=== EXTRACTED DATA ===

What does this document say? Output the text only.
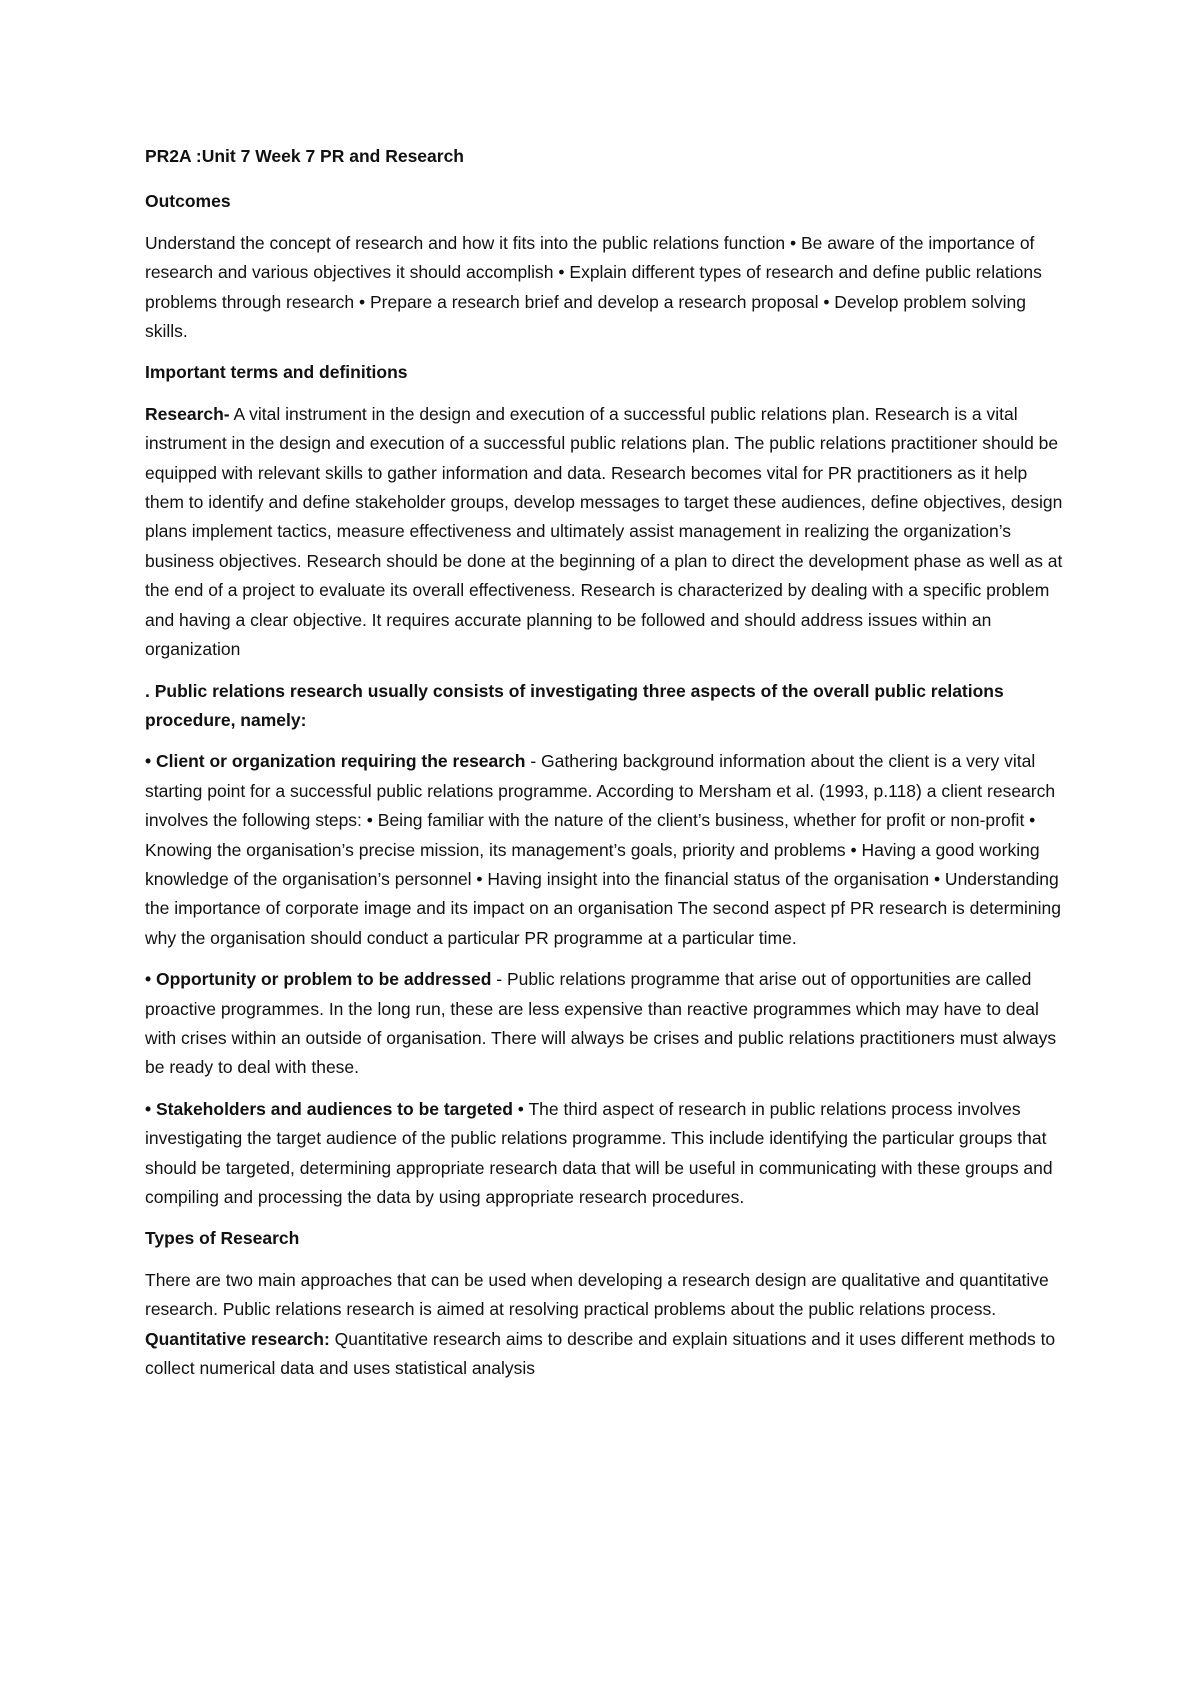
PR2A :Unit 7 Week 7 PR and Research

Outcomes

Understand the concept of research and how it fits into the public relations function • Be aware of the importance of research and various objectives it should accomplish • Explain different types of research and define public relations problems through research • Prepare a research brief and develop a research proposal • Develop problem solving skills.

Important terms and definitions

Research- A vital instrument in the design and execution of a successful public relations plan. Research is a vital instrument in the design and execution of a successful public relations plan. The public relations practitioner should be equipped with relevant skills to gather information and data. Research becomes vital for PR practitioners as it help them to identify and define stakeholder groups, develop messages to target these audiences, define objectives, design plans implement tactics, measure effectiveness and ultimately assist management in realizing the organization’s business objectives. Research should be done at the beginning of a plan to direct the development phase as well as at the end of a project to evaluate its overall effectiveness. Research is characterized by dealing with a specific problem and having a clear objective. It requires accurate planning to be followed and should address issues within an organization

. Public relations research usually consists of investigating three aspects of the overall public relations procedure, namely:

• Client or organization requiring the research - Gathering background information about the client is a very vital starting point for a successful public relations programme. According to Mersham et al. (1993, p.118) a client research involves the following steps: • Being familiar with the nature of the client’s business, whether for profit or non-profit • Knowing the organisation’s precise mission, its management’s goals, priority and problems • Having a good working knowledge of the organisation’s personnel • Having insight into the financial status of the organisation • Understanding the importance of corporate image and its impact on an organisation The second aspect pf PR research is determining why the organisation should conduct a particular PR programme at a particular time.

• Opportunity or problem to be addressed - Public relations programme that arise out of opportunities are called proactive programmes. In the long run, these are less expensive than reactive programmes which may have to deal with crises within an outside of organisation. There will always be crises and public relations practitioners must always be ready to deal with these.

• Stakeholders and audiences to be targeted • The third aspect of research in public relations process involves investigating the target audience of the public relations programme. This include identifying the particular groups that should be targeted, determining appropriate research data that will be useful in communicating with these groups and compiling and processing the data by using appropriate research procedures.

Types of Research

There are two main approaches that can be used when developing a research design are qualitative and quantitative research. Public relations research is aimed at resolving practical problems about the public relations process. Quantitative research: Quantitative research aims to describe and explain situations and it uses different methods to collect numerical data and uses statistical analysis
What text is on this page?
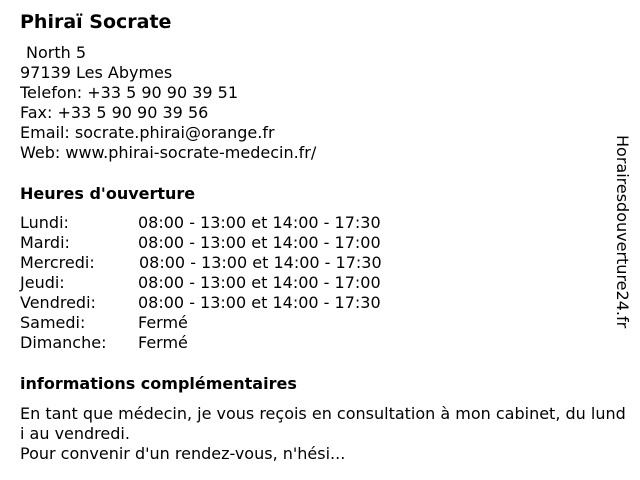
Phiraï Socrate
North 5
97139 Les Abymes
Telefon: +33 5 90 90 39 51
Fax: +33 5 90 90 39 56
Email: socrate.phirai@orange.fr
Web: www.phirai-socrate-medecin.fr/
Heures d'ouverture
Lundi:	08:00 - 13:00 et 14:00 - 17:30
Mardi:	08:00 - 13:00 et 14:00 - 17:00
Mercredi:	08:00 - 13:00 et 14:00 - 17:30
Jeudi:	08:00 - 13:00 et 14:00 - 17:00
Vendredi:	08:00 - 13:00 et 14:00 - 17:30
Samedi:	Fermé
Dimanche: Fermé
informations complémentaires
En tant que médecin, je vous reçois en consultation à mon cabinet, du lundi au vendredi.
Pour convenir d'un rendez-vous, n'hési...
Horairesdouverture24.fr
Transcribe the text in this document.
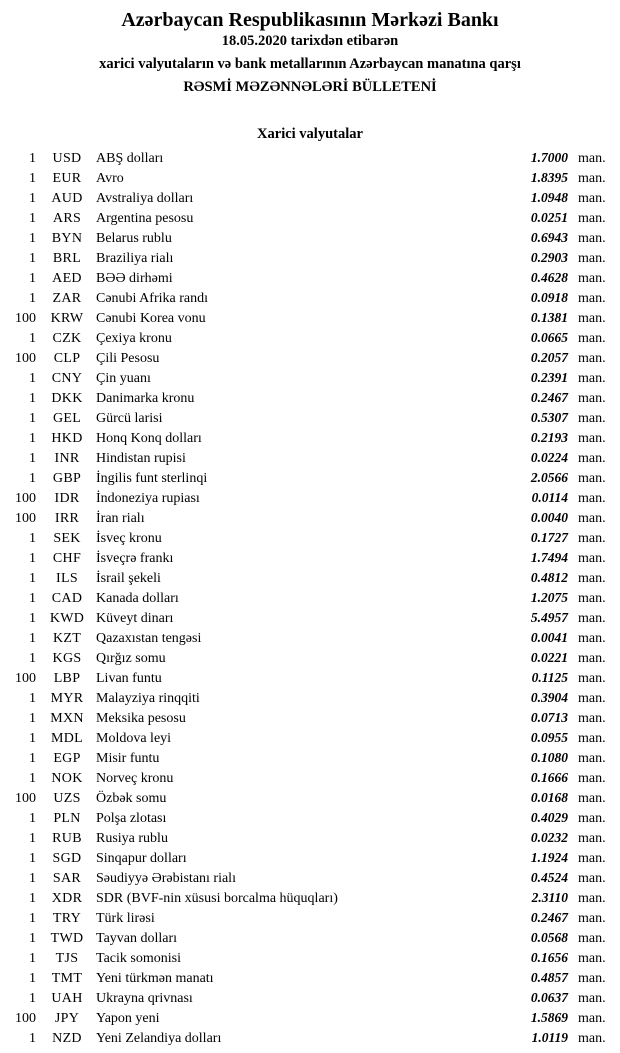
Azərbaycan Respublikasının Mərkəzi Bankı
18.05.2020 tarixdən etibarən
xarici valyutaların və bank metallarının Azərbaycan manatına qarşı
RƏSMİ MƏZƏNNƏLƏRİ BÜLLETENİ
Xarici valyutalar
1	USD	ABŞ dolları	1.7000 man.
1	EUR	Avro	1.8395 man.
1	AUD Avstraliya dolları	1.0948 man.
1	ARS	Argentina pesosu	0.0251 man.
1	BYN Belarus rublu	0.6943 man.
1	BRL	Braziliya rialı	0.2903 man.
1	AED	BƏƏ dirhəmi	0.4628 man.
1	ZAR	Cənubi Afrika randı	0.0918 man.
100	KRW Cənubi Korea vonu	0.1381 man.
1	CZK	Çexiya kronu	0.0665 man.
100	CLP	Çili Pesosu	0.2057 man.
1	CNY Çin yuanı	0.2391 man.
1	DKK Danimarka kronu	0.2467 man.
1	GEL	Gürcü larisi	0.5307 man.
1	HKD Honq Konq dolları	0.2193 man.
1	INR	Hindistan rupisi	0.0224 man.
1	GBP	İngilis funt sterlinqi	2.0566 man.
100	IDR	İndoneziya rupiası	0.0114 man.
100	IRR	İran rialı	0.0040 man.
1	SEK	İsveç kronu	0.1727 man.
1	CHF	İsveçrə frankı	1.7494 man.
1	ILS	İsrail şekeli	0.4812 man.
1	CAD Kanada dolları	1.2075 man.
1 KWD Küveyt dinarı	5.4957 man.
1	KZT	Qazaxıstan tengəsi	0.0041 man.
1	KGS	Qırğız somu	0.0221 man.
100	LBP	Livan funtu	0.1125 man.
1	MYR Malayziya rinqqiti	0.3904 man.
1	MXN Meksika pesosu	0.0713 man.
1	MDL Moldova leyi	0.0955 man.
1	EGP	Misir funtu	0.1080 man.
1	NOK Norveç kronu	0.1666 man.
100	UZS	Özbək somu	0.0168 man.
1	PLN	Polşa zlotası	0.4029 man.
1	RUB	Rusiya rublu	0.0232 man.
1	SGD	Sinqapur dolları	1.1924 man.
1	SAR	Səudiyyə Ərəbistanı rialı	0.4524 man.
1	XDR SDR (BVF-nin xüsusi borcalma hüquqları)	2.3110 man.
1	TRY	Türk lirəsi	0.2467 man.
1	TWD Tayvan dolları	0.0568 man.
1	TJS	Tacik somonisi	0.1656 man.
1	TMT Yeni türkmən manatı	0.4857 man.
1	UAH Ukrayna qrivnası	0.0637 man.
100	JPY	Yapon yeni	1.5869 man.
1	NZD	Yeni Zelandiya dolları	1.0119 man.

===

Pictures are to be left out; the records above must be repeated word for word.

What does this document say? Output the text only.
PR2A :Unit 7 Week 7 PR and Research

Outcomes

Understand the concept of research and how it fits into the public relations function • Be aware of the importance of research and various objectives it should accomplish • Explain different types of research and define public relations problems through research • Prepare a research brief and develop a research proposal • Develop problem solving skills.

Important terms and definitions

Research- A vital instrument in the design and execution of a successful public relations plan. Research is a vital instrument in the design and execution of a successful public relations plan. The public relations practitioner should be equipped with relevant skills to gather information and data. Research becomes vital for PR practitioners as it help them to identify and define stakeholder groups, develop messages to target these audiences, define objectives, design plans implement tactics, measure effectiveness and ultimately assist management in realizing the organization’s business objectives. Research should be done at the beginning of a plan to direct the development phase as well as at the end of a project to evaluate its overall effectiveness. Research is characterized by dealing with a specific problem and having a clear objective. It requires accurate planning to be followed and should address issues within an organization

. Public relations research usually consists of investigating three aspects of the overall public relations procedure, namely:

• Client or organization requiring the research - Gathering background information about the client is a very vital starting point for a successful public relations programme. According to Mersham et al. (1993, p.118) a client research involves the following steps: • Being familiar with the nature of the client’s business, whether for profit or non-profit • Knowing the organisation’s precise mission, its management’s goals, priority and problems • Having a good working knowledge of the organisation’s personnel • Having insight into the financial status of the organisation • Understanding the importance of corporate image and its impact on an organisation The second aspect pf PR research is determining why the organisation should conduct a particular PR programme at a particular time.

• Opportunity or problem to be addressed - Public relations programme that arise out of opportunities are called proactive programmes. In the long run, these are less expensive than reactive programmes which may have to deal with crises within an outside of organisation. There will always be crises and public relations practitioners must always be ready to deal with these.

• Stakeholders and audiences to be targeted • The third aspect of research in public relations process involves investigating the target audience of the public relations programme. This include identifying the particular groups that should be targeted, determining appropriate research data that will be useful in communicating with these groups and compiling and processing the data by using appropriate research procedures.

Types of Research

There are two main approaches that can be used when developing a research design are qualitative and quantitative research. Public relations research is aimed at resolving practical problems about the public relations process. Quantitative research: Quantitative research aims to describe and explain situations and it uses different methods to collect numerical data and uses statistical analysis
What text is on this page?
Phiraï Socrate
North 5
97139 Les Abymes
Telefon: +33 5 90 90 39 51
Fax: +33 5 90 90 39 56
Email: socrate.phirai@orange.fr
Web: www.phirai-socrate-medecin.fr/
Heures d'ouverture
Lundi:	08:00 - 13:00 et 14:00 - 17:30
Mardi:	08:00 - 13:00 et 14:00 - 17:00
Mercredi:	08:00 - 13:00 et 14:00 - 17:30
Jeudi:	08:00 - 13:00 et 14:00 - 17:00
Vendredi:	08:00 - 13:00 et 14:00 - 17:30
Samedi:	Fermé
Dimanche: Fermé
informations complémentaires
En tant que médecin, je vous reçois en consultation à mon cabinet, du lundi au vendredi.
Pour convenir d'un rendez-vous, n'hési...
Horairesdouverture24.fr
Transcribe the text in this document.
Azərbaycan Respublikasının Mərkəzi Bankı
18.05.2020 tarixdən etibarən
xarici valyutaların və bank metallarının Azərbaycan manatına qarşı
RƏSMİ MƏZƏNNƏLƏRİ BÜLLETENİ
Xarici valyutalar
1	USD	ABŞ dolları	1.7000 man.
1	EUR	Avro	1.8395 man.
1	AUD Avstraliya dolları	1.0948 man.
1	ARS	Argentina pesosu	0.0251 man.
1	BYN Belarus rublu	0.6943 man.
1	BRL	Braziliya rialı	0.2903 man.
1	AED	BƏƏ dirhəmi	0.4628 man.
1	ZAR	Cənubi Afrika randı	0.0918 man.
100	KRW Cənubi Korea vonu	0.1381 man.
1	CZK	Çexiya kronu	0.0665 man.
100	CLP	Çili Pesosu	0.2057 man.
1	CNY Çin yuanı	0.2391 man.
1	DKK Danimarka kronu	0.2467 man.
1	GEL	Gürcü larisi	0.5307 man.
1	HKD Honq Konq dolları	0.2193 man.
1	INR	Hindistan rupisi	0.0224 man.
1	GBP	İngilis funt sterlinqi	2.0566 man.
100	IDR	İndoneziya rupiası	0.0114 man.
100	IRR	İran rialı	0.0040 man.
1	SEK	İsveç kronu	0.1727 man.
1	CHF	İsveçrə frankı	1.7494 man.
1	ILS	İsrail şekeli	0.4812 man.
1	CAD Kanada dolları	1.2075 man.
1 KWD Küveyt dinarı	5.4957 man.
1	KZT	Qazaxıstan tengəsi	0.0041 man.
1	KGS	Qırğız somu	0.0221 man.
100	LBP	Livan funtu	0.1125 man.
1	MYR Malayziya rinqqiti	0.3904 man.
1	MXN Meksika pesosu	0.0713 man.
1	MDL Moldova leyi	0.0955 man.
1	EGP	Misir funtu	0.1080 man.
1	NOK Norveç kronu	0.1666 man.
100	UZS	Özbək somu	0.0168 man.
1	PLN	Polşa zlotası	0.4029 man.
1	RUB	Rusiya rublu	0.0232 man.
1	SGD	Sinqapur dolları	1.1924 man.
1	SAR	Səudiyyə Ərəbistanı rialı	0.4524 man.
1	XDR SDR (BVF-nin xüsusi borcalma hüquqları)	2.3110 man.
1	TRY	Türk lirəsi	0.2467 man.
1	TWD Tayvan dolları	0.0568 man.
1	TJS	Tacik somonisi	0.1656 man.
1	TMT Yeni türkmən manatı	0.4857 man.
1	UAH Ukrayna qrivnası	0.0637 man.
100	JPY	Yapon yeni	1.5869 man.
1	NZD	Yeni Zelandiya dolları	1.0119 man.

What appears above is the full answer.